Task:
Copy each line below in which the word "whole" occurs.

Data records:
━━━

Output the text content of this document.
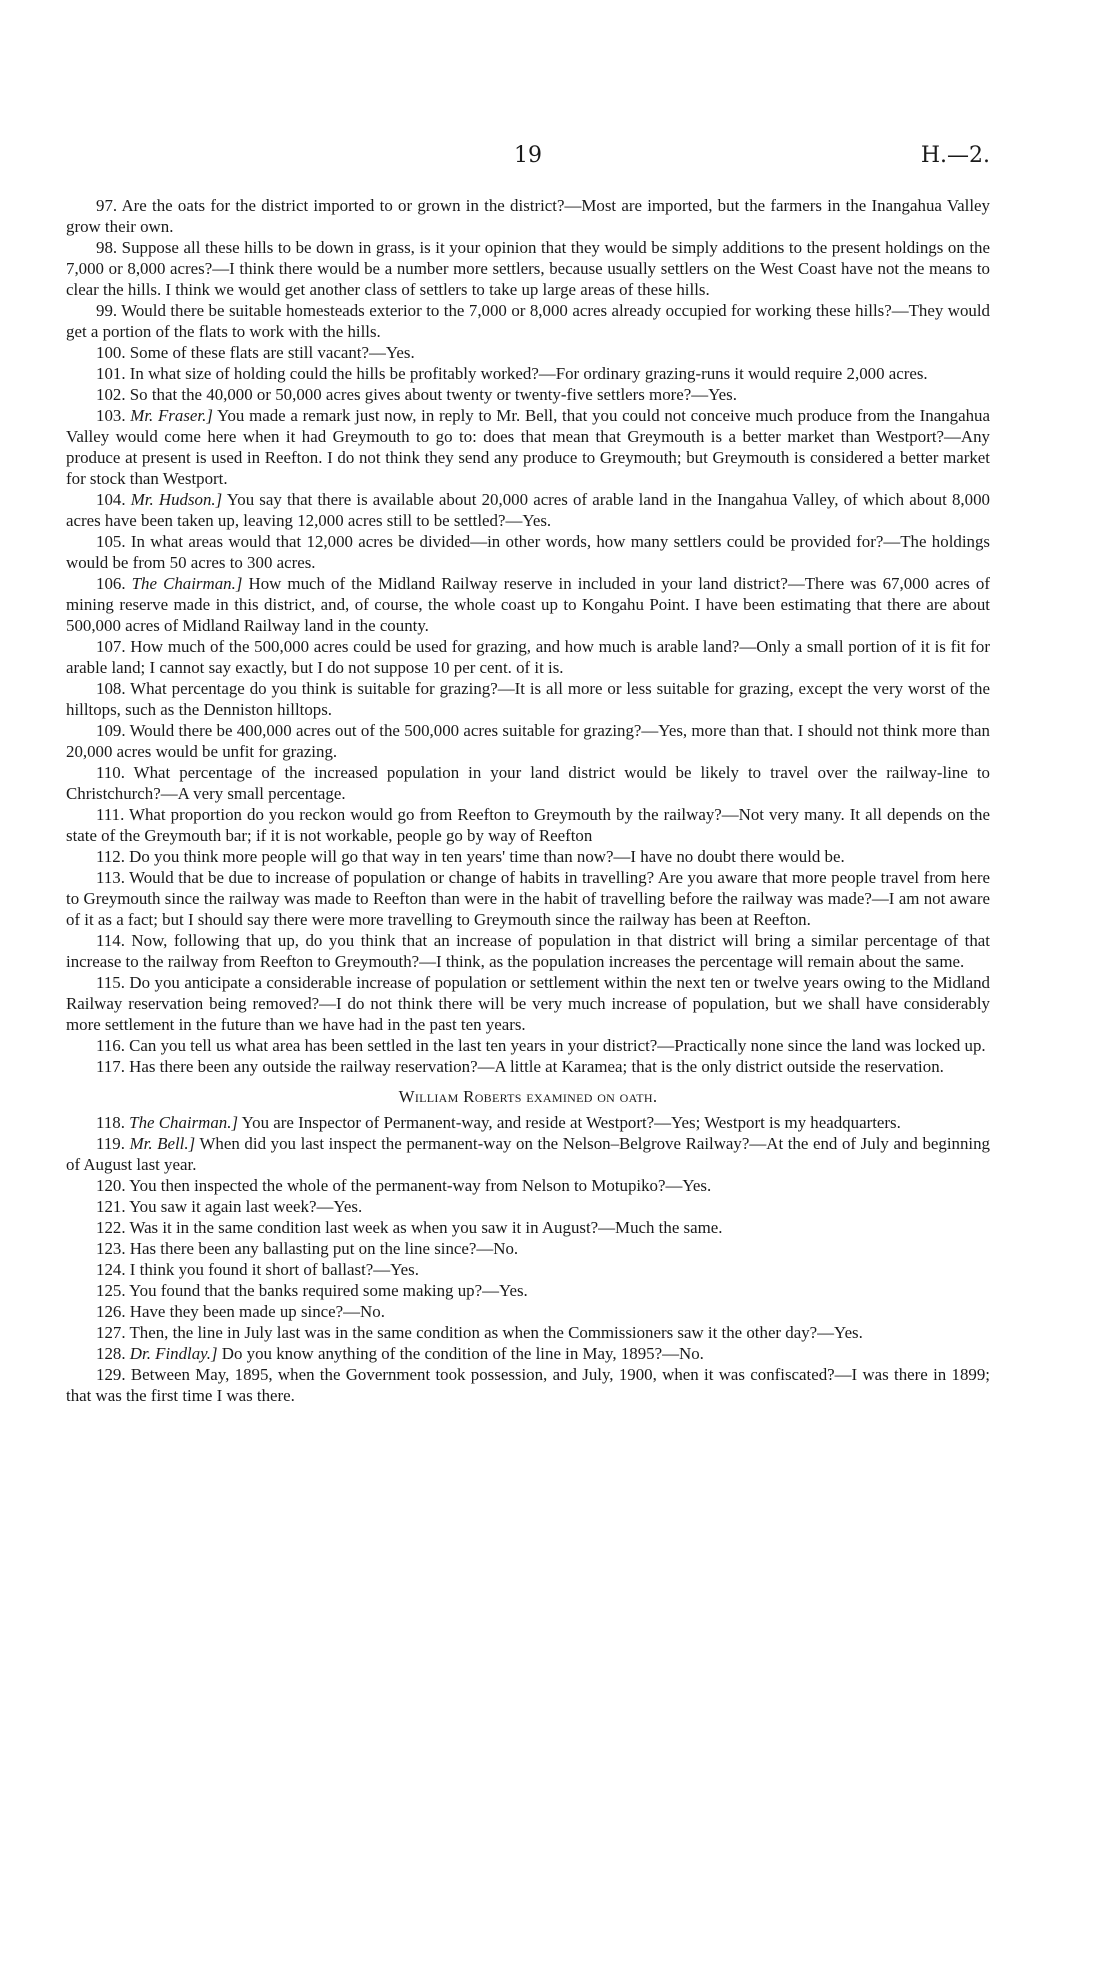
19	H.—2.

97. Are the oats for the district imported to or grown in the district?—Most are imported, but the farmers in the Inangahua Valley grow their own.

98. Suppose all these hills to be down in grass, is it your opinion that they would be simply additions to the present holdings on the 7,000 or 8,000 acres?—I think there would be a number more settlers, because usually settlers on the West Coast have not the means to clear the hills. I think we would get another class of settlers to take up large areas of these hills.

99. Would there be suitable homesteads exterior to the 7,000 or 8,000 acres already occupied for working these hills?—They would get a portion of the flats to work with the hills.

100. Some of these flats are still vacant?—Yes.

101. In what size of holding could the hills be profitably worked?—For ordinary grazing-runs it would require 2,000 acres.

102. So that the 40,000 or 50,000 acres gives about twenty or twenty-five settlers more?—Yes.

103. Mr. Fraser.] You made a remark just now, in reply to Mr. Bell, that you could not conceive much produce from the Inangahua Valley would come here when it had Greymouth to go to: does that mean that Greymouth is a better market than Westport?—Any produce at present is used in Reefton. I do not think they send any produce to Greymouth; but Greymouth is considered a better market for stock than Westport.

104. Mr. Hudson.] You say that there is available about 20,000 acres of arable land in the Inangahua Valley, of which about 8,000 acres have been taken up, leaving 12,000 acres still to be settled?—Yes.

105. In what areas would that 12,000 acres be divided—in other words, how many settlers could be provided for?—The holdings would be from 50 acres to 300 acres.

106. The Chairman.] How much of the Midland Railway reserve in included in your land district?—There was 67,000 acres of mining reserve made in this district, and, of course, the whole coast up to Kongahu Point. I have been estimating that there are about 500,000 acres of Midland Railway land in the county.

107. How much of the 500,000 acres could be used for grazing, and how much is arable land?—Only a small portion of it is fit for arable land; I cannot say exactly, but I do not suppose 10 per cent. of it is.

108. What percentage do you think is suitable for grazing?—It is all more or less suitable for grazing, except the very worst of the hilltops, such as the Denniston hilltops.

109. Would there be 400,000 acres out of the 500,000 acres suitable for grazing?—Yes, more than that. I should not think more than 20,000 acres would be unfit for grazing.

110. What percentage of the increased population in your land district would be likely to travel over the railway-line to Christchurch?—A very small percentage.

111. What proportion do you reckon would go from Reefton to Greymouth by the railway?—Not very many. It all depends on the state of the Greymouth bar; if it is not workable, people go by way of Reefton

112. Do you think more people will go that way in ten years' time than now?—I have no doubt there would be.

113. Would that be due to increase of population or change of habits in travelling? Are you aware that more people travel from here to Greymouth since the railway was made to Reefton than were in the habit of travelling before the railway was made?—I am not aware of it as a fact; but I should say there were more travelling to Greymouth since the railway has been at Reefton.

114. Now, following that up, do you think that an increase of population in that district will bring a similar percentage of that increase to the railway from Reefton to Greymouth?—I think, as the population increases the percentage will remain about the same.

115. Do you anticipate a considerable increase of population or settlement within the next ten or twelve years owing to the Midland Railway reservation being removed?—I do not think there will be very much increase of population, but we shall have considerably more settlement in the future than we have had in the past ten years.

116. Can you tell us what area has been settled in the last ten years in your district?—Practically none since the land was locked up.

117. Has there been any outside the railway reservation?—A little at Karamea; that is the only district outside the reservation.

William Roberts examined on oath.

118. The Chairman.] You are Inspector of Permanent-way, and reside at Westport?—Yes; Westport is my headquarters.

119. Mr. Bell.] When did you last inspect the permanent-way on the Nelson–Belgrove Railway?—At the end of July and beginning of August last year.

120. You then inspected the whole of the permanent-way from Nelson to Motupiko?—Yes.

121. You saw it again last week?—Yes.

122. Was it in the same condition last week as when you saw it in August?—Much the same.

123. Has there been any ballasting put on the line since?—No.

124. I think you found it short of ballast?—Yes.

125. You found that the banks required some making up?—Yes.

126. Have they been made up since?—No.

127. Then, the line in July last was in the same condition as when the Commissioners saw it the other day?—Yes.

128. Dr. Findlay.] Do you know anything of the condition of the line in May, 1895?—No.

129. Between May, 1895, when the Government took possession, and July, 1900, when it was confiscated?—I was there in 1899; that was the first time I was there.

━━━

Problem solution:
106. The Chairman.] How much of the Midland Railway reserve in included in your land district?—There was 67,000 acres of mining reserve made in this district, and, of course, the whole coast up to Kongahu Point. I have been estimating that there are about 500,000 acres of Midland Railway land in the county.
120. You then inspected the whole of the permanent-way from Nelson to Motupiko?—Yes.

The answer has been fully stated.